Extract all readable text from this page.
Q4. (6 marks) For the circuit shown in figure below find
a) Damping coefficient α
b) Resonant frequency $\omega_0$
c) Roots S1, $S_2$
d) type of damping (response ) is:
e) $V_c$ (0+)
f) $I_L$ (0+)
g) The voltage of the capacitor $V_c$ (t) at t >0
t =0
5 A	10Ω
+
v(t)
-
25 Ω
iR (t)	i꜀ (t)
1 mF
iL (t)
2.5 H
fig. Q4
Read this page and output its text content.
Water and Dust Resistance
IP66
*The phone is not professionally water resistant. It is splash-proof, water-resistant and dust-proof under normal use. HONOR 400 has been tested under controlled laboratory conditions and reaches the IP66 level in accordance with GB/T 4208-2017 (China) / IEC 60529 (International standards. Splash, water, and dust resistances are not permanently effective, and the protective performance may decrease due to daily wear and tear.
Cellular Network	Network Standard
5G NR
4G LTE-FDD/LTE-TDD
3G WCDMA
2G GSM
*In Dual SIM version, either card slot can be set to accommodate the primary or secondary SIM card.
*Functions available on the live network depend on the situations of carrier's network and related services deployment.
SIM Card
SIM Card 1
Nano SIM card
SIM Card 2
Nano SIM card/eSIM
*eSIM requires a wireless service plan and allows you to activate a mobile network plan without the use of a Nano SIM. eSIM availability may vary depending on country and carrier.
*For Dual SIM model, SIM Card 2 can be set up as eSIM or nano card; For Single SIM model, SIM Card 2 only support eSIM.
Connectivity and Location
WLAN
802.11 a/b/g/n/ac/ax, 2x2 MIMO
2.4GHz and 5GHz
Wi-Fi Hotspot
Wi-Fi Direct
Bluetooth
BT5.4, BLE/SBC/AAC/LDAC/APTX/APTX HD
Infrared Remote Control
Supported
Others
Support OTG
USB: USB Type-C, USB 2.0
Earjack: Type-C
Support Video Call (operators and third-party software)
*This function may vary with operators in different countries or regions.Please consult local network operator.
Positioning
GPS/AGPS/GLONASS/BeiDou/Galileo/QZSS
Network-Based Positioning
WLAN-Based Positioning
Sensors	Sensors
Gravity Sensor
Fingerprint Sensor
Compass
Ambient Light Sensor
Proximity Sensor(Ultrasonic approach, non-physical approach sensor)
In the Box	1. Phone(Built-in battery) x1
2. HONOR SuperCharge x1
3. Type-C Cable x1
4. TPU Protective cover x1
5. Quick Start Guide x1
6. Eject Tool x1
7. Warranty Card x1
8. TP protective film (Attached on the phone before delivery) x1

····················

• [What to produce]: Every line above that contains the word "Dual" should be reported.

• [Response to the task]:
*In Dual SIM version, either card slot can be set to accommodate the primary or secondary SIM card.
*For Dual SIM model, SIM Card 2 can be set up as eSIM or nano card; For Single SIM model, SIM Card 2 only support eSIM.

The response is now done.